Provide only the number of lines in the data below that contain the word "السعر".

- [Dataset extract]:
## Begin

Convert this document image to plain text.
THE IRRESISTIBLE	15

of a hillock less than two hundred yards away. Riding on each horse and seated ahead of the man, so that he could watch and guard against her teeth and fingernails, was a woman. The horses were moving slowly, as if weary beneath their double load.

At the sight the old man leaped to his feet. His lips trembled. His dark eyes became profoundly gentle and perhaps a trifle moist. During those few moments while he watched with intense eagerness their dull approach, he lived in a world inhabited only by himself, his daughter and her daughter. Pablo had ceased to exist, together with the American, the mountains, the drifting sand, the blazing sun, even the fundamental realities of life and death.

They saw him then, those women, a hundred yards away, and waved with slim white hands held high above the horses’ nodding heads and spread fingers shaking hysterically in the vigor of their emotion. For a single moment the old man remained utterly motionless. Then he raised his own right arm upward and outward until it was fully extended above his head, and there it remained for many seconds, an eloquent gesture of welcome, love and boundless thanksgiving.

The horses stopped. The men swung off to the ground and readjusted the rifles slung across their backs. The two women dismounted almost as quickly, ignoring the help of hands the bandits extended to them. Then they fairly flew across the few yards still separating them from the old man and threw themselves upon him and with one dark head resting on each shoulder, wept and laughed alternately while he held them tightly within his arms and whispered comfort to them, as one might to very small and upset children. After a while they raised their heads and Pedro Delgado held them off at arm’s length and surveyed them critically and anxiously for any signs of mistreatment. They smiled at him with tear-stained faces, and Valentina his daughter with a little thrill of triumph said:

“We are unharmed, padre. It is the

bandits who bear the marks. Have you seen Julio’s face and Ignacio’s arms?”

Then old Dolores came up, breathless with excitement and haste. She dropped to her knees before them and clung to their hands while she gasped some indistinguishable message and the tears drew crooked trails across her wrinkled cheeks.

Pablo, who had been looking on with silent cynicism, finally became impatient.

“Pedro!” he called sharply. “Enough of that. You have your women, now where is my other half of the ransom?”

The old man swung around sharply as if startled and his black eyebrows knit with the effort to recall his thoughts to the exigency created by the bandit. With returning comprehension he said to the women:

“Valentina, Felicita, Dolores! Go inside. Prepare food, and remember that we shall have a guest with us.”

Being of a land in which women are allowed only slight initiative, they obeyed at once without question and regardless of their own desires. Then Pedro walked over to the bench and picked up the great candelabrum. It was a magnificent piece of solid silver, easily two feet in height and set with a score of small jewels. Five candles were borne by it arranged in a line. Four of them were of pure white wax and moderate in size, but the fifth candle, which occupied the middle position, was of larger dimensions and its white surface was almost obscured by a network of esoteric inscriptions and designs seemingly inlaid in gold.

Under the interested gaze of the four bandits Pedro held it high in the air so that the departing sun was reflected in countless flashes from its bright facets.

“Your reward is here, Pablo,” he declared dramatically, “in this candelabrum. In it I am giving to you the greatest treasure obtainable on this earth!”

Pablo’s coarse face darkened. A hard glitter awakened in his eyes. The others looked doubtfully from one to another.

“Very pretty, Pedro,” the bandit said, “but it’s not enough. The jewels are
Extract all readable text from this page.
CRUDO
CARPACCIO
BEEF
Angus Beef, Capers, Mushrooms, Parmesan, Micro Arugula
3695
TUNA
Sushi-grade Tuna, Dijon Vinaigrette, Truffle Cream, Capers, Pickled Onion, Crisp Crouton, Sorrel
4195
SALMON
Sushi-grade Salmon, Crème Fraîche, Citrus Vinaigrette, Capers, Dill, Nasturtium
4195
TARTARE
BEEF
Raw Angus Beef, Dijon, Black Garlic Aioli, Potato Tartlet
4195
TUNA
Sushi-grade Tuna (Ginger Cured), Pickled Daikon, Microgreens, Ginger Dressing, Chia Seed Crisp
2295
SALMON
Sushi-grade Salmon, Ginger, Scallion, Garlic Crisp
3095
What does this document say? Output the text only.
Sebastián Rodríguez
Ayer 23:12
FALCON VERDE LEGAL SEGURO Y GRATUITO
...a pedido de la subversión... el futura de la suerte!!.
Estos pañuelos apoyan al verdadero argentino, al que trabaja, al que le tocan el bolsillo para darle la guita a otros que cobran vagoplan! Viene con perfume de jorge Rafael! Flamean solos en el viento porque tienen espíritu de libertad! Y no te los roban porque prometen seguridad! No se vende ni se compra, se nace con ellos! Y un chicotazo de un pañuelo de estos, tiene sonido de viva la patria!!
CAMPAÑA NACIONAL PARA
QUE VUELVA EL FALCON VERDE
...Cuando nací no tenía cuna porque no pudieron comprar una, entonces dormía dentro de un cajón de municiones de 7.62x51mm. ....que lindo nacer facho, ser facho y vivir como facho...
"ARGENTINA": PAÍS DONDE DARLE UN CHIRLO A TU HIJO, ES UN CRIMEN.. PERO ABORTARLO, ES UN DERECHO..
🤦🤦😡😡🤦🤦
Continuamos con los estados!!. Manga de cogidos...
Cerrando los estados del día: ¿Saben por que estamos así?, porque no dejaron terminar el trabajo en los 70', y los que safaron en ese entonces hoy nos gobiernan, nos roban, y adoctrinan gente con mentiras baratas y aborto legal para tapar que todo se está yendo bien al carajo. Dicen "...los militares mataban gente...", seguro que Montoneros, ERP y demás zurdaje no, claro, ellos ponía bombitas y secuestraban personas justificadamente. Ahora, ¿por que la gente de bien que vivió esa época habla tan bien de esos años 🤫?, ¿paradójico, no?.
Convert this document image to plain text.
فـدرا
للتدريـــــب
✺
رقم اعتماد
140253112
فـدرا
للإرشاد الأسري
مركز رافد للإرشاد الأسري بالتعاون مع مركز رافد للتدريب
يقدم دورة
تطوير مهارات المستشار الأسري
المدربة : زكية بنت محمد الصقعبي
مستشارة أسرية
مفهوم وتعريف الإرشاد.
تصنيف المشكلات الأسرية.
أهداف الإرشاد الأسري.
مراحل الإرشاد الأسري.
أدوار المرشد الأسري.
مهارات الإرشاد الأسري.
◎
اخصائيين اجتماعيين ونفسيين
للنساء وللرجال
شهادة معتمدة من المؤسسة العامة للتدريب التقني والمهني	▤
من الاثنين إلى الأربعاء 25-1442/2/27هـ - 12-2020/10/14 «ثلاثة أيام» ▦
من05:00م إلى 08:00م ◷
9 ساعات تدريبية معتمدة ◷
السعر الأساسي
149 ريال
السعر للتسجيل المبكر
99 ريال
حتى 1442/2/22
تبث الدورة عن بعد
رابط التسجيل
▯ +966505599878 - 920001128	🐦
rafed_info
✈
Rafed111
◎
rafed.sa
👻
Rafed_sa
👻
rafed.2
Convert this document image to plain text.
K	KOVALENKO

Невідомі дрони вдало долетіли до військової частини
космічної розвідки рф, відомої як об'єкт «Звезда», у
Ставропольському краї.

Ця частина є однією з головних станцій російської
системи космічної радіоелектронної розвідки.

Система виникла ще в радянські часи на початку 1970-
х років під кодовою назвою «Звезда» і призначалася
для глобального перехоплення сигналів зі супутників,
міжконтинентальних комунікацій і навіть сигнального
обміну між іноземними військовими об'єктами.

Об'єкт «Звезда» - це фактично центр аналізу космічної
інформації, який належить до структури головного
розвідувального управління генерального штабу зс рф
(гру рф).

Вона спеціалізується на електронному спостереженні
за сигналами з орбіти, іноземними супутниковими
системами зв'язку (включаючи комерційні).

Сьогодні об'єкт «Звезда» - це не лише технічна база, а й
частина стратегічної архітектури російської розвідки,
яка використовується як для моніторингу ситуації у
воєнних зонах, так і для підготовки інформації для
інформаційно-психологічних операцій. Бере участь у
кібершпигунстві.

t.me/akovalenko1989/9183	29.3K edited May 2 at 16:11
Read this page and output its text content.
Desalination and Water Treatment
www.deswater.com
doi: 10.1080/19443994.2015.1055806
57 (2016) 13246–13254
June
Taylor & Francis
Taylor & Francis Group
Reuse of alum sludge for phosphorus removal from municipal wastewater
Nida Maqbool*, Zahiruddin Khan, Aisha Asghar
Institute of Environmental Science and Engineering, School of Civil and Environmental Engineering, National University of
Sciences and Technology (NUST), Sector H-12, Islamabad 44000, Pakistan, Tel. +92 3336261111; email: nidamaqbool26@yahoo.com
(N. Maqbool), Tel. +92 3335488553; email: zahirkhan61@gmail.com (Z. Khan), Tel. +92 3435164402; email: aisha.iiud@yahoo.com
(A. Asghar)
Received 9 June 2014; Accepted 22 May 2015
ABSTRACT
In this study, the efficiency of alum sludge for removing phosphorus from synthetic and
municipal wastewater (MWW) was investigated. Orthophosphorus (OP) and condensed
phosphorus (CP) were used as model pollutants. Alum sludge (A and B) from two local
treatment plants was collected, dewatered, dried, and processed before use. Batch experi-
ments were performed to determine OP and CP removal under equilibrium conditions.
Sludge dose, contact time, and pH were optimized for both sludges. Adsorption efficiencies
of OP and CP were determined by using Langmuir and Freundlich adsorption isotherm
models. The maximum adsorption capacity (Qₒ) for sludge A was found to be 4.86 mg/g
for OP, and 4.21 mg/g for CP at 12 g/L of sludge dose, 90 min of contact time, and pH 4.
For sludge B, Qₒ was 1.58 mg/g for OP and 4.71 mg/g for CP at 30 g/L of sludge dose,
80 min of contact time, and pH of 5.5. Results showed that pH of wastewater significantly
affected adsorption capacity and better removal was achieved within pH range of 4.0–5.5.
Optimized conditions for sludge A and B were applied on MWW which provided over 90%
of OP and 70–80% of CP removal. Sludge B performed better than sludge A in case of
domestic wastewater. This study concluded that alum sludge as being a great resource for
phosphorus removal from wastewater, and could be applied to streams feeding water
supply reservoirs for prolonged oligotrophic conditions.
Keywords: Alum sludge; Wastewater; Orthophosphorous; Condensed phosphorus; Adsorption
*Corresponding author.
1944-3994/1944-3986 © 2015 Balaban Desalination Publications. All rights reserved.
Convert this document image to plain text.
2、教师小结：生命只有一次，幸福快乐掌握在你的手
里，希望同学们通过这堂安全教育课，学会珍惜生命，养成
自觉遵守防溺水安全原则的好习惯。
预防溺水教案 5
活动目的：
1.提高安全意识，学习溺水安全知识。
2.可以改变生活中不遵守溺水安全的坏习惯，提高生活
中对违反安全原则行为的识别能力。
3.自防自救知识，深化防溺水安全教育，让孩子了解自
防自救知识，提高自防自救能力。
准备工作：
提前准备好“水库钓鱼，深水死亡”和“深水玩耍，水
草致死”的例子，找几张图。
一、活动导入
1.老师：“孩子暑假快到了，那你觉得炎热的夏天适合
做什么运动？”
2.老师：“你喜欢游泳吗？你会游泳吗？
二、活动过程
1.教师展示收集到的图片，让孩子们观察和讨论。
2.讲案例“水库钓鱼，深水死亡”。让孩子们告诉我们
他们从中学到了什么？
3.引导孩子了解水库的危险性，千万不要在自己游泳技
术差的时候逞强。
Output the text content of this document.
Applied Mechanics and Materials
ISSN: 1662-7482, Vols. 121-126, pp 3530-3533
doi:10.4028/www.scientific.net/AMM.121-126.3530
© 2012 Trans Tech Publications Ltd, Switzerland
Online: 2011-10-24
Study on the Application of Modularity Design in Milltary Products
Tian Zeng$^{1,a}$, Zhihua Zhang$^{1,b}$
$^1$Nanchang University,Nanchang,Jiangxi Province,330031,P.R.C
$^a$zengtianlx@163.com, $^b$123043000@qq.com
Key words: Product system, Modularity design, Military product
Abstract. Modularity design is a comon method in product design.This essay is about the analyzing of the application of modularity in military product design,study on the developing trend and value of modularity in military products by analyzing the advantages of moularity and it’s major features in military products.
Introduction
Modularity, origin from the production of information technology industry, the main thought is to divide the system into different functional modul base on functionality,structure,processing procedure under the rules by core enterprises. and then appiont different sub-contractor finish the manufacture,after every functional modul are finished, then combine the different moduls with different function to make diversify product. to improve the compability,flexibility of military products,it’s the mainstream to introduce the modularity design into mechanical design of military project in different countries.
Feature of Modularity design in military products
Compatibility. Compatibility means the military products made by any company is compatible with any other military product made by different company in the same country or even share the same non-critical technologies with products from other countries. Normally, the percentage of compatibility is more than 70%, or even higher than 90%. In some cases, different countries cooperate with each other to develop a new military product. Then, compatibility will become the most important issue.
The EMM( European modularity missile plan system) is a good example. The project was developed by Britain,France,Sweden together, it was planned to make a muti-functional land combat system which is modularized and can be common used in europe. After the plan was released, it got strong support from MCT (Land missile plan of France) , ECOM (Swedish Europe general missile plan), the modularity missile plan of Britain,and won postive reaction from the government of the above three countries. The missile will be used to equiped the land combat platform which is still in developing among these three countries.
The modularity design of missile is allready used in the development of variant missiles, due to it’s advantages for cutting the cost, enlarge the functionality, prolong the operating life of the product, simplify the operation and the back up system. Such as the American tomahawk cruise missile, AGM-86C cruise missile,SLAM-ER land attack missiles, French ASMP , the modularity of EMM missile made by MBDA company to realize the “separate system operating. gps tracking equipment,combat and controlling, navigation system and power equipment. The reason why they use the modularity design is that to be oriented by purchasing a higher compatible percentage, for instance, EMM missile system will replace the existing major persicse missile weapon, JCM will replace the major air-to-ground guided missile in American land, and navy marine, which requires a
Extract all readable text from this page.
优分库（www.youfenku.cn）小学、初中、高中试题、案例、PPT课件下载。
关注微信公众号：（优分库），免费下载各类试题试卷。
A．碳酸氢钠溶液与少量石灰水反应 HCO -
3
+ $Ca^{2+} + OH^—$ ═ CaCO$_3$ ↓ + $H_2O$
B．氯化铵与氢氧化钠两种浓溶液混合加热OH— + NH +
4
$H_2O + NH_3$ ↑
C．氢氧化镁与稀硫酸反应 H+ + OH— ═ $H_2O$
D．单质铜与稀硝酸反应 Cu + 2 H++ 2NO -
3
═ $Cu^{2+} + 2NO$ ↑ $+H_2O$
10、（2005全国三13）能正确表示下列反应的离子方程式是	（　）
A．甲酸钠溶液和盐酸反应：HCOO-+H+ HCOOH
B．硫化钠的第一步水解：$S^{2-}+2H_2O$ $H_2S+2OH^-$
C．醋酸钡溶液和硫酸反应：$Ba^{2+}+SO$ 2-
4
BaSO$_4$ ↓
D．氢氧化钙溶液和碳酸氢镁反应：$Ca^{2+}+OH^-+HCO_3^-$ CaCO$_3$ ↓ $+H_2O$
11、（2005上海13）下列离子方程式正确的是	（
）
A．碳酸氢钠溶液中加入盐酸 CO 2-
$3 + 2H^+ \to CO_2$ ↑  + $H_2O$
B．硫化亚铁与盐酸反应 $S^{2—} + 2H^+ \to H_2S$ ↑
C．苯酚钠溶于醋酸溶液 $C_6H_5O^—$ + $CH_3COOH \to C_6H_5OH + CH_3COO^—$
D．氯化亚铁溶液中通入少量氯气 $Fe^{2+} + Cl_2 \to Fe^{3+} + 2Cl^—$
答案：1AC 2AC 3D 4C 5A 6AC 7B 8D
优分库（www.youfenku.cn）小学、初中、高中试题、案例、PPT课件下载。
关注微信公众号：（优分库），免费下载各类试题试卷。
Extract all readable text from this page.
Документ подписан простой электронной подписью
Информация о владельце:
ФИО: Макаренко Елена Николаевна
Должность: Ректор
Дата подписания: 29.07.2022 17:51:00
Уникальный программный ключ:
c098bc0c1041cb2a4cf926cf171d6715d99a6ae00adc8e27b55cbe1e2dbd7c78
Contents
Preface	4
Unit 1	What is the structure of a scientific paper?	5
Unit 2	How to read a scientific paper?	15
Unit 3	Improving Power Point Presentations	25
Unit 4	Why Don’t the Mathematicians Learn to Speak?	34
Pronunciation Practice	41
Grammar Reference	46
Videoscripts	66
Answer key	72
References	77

## End

- [Answer below]: 2